Records from a dataset:
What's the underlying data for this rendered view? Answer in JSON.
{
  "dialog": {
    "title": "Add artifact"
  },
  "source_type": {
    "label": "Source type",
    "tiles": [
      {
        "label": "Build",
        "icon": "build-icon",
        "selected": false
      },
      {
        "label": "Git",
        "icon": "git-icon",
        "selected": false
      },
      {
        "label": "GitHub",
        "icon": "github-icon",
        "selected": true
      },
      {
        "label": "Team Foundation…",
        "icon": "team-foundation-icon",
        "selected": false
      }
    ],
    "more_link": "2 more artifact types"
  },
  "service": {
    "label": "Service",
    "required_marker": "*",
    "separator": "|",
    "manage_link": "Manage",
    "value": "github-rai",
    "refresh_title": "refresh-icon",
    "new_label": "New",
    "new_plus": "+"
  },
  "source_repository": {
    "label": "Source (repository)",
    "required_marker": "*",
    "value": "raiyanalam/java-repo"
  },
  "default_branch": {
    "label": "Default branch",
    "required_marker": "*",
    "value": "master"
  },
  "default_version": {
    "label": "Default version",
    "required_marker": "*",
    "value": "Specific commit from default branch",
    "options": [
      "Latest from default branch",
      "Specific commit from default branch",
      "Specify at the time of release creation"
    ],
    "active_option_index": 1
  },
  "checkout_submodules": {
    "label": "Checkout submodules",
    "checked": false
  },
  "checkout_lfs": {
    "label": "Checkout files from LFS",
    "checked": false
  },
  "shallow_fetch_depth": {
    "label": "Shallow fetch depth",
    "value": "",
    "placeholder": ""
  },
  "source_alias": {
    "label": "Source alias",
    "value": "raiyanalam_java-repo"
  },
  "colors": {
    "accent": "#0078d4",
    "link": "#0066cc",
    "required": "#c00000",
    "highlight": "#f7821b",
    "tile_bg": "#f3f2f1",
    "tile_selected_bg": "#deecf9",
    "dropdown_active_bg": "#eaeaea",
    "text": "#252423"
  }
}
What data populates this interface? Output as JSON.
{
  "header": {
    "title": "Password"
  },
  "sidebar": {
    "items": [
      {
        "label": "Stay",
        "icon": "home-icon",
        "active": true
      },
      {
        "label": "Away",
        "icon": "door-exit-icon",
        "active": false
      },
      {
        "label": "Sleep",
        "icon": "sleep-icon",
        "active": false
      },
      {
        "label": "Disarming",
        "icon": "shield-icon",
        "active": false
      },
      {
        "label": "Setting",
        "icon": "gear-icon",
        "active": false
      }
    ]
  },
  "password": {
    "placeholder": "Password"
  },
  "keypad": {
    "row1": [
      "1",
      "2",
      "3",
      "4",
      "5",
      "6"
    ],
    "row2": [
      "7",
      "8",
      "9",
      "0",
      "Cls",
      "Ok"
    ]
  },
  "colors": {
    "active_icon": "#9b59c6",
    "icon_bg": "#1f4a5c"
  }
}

### SET TASK
Output the complete data exactly as written.

### CORRECT ANSWER
What's the underlying data for this rendered view? Answer in JSON.
{
  "dialog": {
    "title": "Add artifact"
  },
  "source_type": {
    "label": "Source type",
    "tiles": [
      {
        "label": "Build",
        "icon": "build-icon",
        "selected": false
      },
      {
        "label": "Git",
        "icon": "git-icon",
        "selected": false
      },
      {
        "label": "GitHub",
        "icon": "github-icon",
        "selected": true
      },
      {
        "label": "Team Foundation…",
        "icon": "team-foundation-icon",
        "selected": false
      }
    ],
    "more_link": "2 more artifact types"
  },
  "service": {
    "label": "Service",
    "required_marker": "*",
    "separator": "|",
    "manage_link": "Manage",
    "value": "github-rai",
    "refresh_title": "refresh-icon",
    "new_label": "New",
    "new_plus": "+"
  },
  "source_repository": {
    "label": "Source (repository)",
    "required_marker": "*",
    "value": "raiyanalam/java-repo"
  },
  "default_branch": {
    "label": "Default branch",
    "required_marker": "*",
    "value": "master"
  },
  "default_version": {
    "label": "Default version",
    "required_marker": "*",
    "value": "Specific commit from default branch",
    "options": [
      "Latest from default branch",
      "Specific commit from default branch",
      "Specify at the time of release creation"
    ],
    "active_option_index": 1
  },
  "checkout_submodules": {
    "label": "Checkout submodules",
    "checked": false
  },
  "checkout_lfs": {
    "label": "Checkout files from LFS",
    "checked": false
  },
  "shallow_fetch_depth": {
    "label": "Shallow fetch depth",
    "value": "",
    "placeholder": ""
  },
  "source_alias": {
    "label": "Source alias",
    "value": "raiyanalam_java-repo"
  },
  "colors": {
    "accent": "#0078d4",
    "link": "#0066cc",
    "required": "#c00000",
    "highlight": "#f7821b",
    "tile_bg": "#f3f2f1",
    "tile_selected_bg": "#deecf9",
    "dropdown_active_bg": "#eaeaea",
    "text": "#252423"
  }
}
What data populates this interface? Output as JSON.
{
  "header": {
    "title": "Password"
  },
  "sidebar": {
    "items": [
      {
        "label": "Stay",
        "icon": "home-icon",
        "active": true
      },
      {
        "label": "Away",
        "icon": "door-exit-icon",
        "active": false
      },
      {
        "label": "Sleep",
        "icon": "sleep-icon",
        "active": false
      },
      {
        "label": "Disarming",
        "icon": "shield-icon",
        "active": false
      },
      {
        "label": "Setting",
        "icon": "gear-icon",
        "active": false
      }
    ]
  },
  "password": {
    "placeholder": "Password"
  },
  "keypad": {
    "row1": [
      "1",
      "2",
      "3",
      "4",
      "5",
      "6"
    ],
    "row2": [
      "7",
      "8",
      "9",
      "0",
      "Cls",
      "Ok"
    ]
  },
  "colors": {
    "active_icon": "#9b59c6",
    "icon_bg": "#1f4a5c"
  }
}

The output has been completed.